### The exercise
Please write out the material that follows, exactly as it stands.

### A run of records
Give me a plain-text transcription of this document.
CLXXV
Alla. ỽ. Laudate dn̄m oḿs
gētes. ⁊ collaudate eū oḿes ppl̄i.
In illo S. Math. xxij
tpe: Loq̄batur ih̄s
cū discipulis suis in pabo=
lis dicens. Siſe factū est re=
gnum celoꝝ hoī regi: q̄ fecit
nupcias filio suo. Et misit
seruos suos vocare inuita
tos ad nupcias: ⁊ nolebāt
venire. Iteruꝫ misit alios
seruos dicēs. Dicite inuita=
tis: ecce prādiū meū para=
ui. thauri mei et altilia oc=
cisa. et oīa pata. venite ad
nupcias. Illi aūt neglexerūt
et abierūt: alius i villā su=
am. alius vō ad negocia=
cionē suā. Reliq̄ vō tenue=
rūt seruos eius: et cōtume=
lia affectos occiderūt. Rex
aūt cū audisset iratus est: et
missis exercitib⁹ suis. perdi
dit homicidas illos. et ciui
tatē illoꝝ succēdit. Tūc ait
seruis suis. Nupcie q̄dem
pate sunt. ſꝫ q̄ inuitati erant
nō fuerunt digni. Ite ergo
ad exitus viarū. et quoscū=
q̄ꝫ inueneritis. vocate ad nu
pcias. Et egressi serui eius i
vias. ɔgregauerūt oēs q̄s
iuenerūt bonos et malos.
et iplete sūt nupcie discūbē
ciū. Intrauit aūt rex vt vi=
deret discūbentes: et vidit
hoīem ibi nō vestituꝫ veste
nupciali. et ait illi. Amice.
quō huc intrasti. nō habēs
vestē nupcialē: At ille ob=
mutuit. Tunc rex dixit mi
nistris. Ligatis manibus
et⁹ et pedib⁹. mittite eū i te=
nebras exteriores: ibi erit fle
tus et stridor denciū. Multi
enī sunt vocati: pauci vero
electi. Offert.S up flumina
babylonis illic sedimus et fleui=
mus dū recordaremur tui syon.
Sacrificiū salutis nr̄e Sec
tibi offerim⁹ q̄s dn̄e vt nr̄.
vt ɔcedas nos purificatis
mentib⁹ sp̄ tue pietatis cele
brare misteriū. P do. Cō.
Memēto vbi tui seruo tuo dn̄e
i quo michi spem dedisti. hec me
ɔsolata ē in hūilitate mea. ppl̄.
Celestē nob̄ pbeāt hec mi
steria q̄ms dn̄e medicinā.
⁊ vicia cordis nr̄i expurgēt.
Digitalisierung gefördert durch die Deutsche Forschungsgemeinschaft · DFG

### Correct result
Give me a plain-text transcription of this document.
CLXXV
Alla. ỽ. Laudate dn̄m oḿs
gētes. ⁊ collaudate eū oḿes ppl̄i.
In illo S. Math. xxij
tpe: Loq̄batur ih̄s
cū discipulis suis in pabo=
lis dicens. Siſe factū est re=
gnum celoꝝ hoī regi: q̄ fecit
nupcias filio suo. Et misit
seruos suos vocare inuita
tos ad nupcias: ⁊ nolebāt
venire. Iteruꝫ misit alios
seruos dicēs. Dicite inuita=
tis: ecce prādiū meū para=
ui. thauri mei et altilia oc=
cisa. et oīa pata. venite ad
nupcias. Illi aūt neglexerūt
et abierūt: alius i villā su=
am. alius vō ad negocia=
cionē suā. Reliq̄ vō tenue=
rūt seruos eius: et cōtume=
lia affectos occiderūt. Rex
aūt cū audisset iratus est: et
missis exercitib⁹ suis. perdi
dit homicidas illos. et ciui
tatē illoꝝ succēdit. Tūc ait
seruis suis. Nupcie q̄dem
pate sunt. ſꝫ q̄ inuitati erant
nō fuerunt digni. Ite ergo
ad exitus viarū. et quoscū=
q̄ꝫ inueneritis. vocate ad nu
pcias. Et egressi serui eius i
vias. ɔgregauerūt oēs q̄s
iuenerūt bonos et malos.
et iplete sūt nupcie discūbē
ciū. Intrauit aūt rex vt vi=
deret discūbentes: et vidit
hoīem ibi nō vestituꝫ veste
nupciali. et ait illi. Amice.
quō huc intrasti. nō habēs
vestē nupcialē: At ille ob=
mutuit. Tunc rex dixit mi
nistris. Ligatis manibus
et⁹ et pedib⁹. mittite eū i te=
nebras exteriores: ibi erit fle
tus et stridor denciū. Multi
enī sunt vocati: pauci vero
electi. Offert.S up flumina
babylonis illic sedimus et fleui=
mus dū recordaremur tui syon.
Sacrificiū salutis nr̄e Sec
tibi offerim⁹ q̄s dn̄e vt nr̄.
vt ɔcedas nos purificatis
mentib⁹ sp̄ tue pietatis cele
brare misteriū. P do. Cō.
Memēto vbi tui seruo tuo dn̄e
i quo michi spem dedisti. hec me
ɔsolata ē in hūilitate mea. ppl̄.
Celestē nob̄ pbeāt hec mi
steria q̄ms dn̄e medicinā.
⁊ vicia cordis nr̄i expurgēt.
Digitalisierung gefördert durch die Deutsche Forschungsgemeinschaft · DFG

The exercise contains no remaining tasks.